Some records:

------------

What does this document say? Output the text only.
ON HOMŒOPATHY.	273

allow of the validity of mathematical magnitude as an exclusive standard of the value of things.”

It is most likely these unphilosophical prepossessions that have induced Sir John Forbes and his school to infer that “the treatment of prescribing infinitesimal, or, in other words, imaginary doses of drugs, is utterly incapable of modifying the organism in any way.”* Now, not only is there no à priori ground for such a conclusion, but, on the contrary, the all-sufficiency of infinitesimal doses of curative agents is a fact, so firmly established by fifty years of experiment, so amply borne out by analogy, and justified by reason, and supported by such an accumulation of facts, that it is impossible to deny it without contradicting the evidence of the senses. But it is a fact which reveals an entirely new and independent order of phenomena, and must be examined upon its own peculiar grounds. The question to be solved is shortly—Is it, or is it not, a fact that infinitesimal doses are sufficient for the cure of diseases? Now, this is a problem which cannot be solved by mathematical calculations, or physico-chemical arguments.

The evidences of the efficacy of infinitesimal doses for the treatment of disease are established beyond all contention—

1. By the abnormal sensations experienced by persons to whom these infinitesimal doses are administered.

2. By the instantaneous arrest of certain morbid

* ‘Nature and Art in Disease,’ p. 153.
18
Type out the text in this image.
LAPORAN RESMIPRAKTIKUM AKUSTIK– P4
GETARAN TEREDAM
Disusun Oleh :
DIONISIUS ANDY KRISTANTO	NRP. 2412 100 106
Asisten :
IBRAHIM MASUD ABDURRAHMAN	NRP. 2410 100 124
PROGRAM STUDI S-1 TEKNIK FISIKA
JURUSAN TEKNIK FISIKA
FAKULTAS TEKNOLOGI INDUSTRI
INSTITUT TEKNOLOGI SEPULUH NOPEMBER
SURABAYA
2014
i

------------

**What the task requires**
Copy each entry exactly, with nothing added or dropped.

**Answer to the task**
What does this document say? Output the text only.
ON HOMŒOPATHY.	273

allow of the validity of mathematical magnitude as an exclusive standard of the value of things.”

It is most likely these unphilosophical prepossessions that have induced Sir John Forbes and his school to infer that “the treatment of prescribing infinitesimal, or, in other words, imaginary doses of drugs, is utterly incapable of modifying the organism in any way.”* Now, not only is there no à priori ground for such a conclusion, but, on the contrary, the all-sufficiency of infinitesimal doses of curative agents is a fact, so firmly established by fifty years of experiment, so amply borne out by analogy, and justified by reason, and supported by such an accumulation of facts, that it is impossible to deny it without contradicting the evidence of the senses. But it is a fact which reveals an entirely new and independent order of phenomena, and must be examined upon its own peculiar grounds. The question to be solved is shortly—Is it, or is it not, a fact that infinitesimal doses are sufficient for the cure of diseases? Now, this is a problem which cannot be solved by mathematical calculations, or physico-chemical arguments.

The evidences of the efficacy of infinitesimal doses for the treatment of disease are established beyond all contention—

1. By the abnormal sensations experienced by persons to whom these infinitesimal doses are administered.

2. By the instantaneous arrest of certain morbid

* ‘Nature and Art in Disease,’ p. 153.
18
Type out the text in this image.
LAPORAN RESMIPRAKTIKUM AKUSTIK– P4
GETARAN TEREDAM
Disusun Oleh :
DIONISIUS ANDY KRISTANTO	NRP. 2412 100 106
Asisten :
IBRAHIM MASUD ABDURRAHMAN	NRP. 2410 100 124
PROGRAM STUDI S-1 TEKNIK FISIKA
JURUSAN TEKNIK FISIKA
FAKULTAS TEKNOLOGI INDUSTRI
INSTITUT TEKNOLOGI SEPULUH NOPEMBER
SURABAYA
2014
i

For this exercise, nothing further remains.